[Stored records]
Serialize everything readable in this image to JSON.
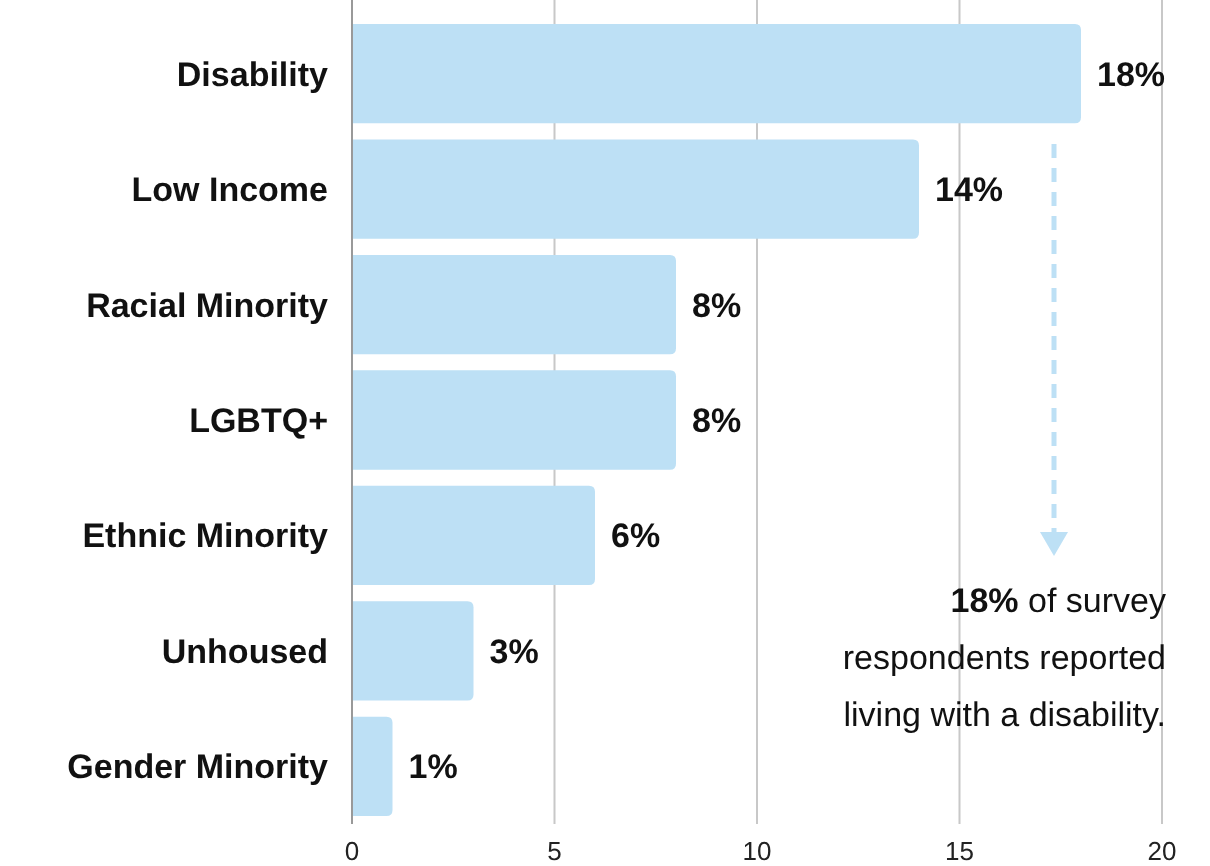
{
  "chart_data": {
    "type": "bar",
    "orientation": "horizontal",
    "categories": [
      "Disability",
      "Low Income",
      "Racial Minority",
      "LGBTQ+",
      "Ethnic Minority",
      "Unhoused",
      "Gender Minority"
    ],
    "values": [
      18,
      14,
      8,
      8,
      6,
      3,
      1
    ],
    "value_labels": [
      "18%",
      "14%",
      "8%",
      "8%",
      "6%",
      "3%",
      "1%"
    ],
    "color": "#bde0f5",
    "xlim": [
      0,
      20
    ],
    "xticks": [
      0,
      5,
      10,
      15,
      20
    ],
    "grid": "x",
    "annotations": [
      "18% of survey\nrespondents reported\nliving with a disability."
    ]
  }
}
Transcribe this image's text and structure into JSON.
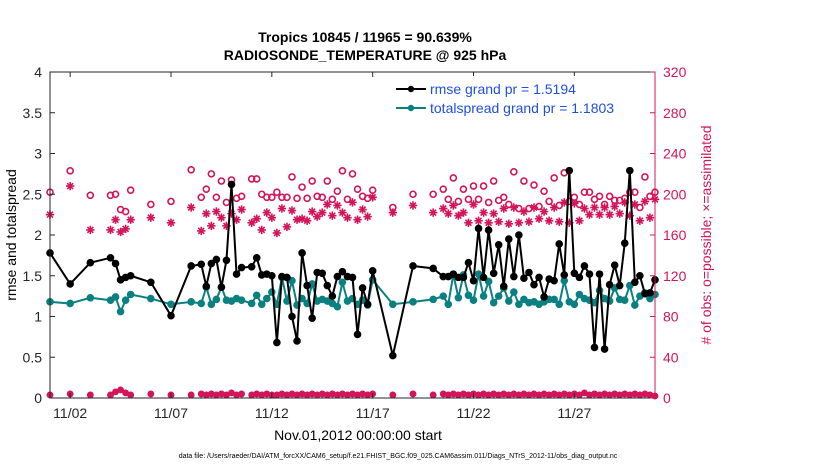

Problem:
Leave the pictures out and output the rest of the listing exactly.

Output:
Serialize everything readable in this image to JSON.
{
  "chart_data": {
    "type": "bar",
    "orientation": "horizontal",
    "categories": [
      "Disability",
      "Low Income",
      "Racial Minority",
      "LGBTQ+",
      "Ethnic Minority",
      "Unhoused",
      "Gender Minority"
    ],
    "values": [
      18,
      14,
      8,
      8,
      6,
      3,
      1
    ],
    "value_labels": [
      "18%",
      "14%",
      "8%",
      "8%",
      "6%",
      "3%",
      "1%"
    ],
    "color": "#bde0f5",
    "xlim": [
      0,
      20
    ],
    "xticks": [
      0,
      5,
      10,
      15,
      20
    ],
    "grid": "x",
    "annotations": [
      "18% of survey\nrespondents reported\nliving with a disability."
    ]
  }
}
Transcribe this image's text and structure into JSON.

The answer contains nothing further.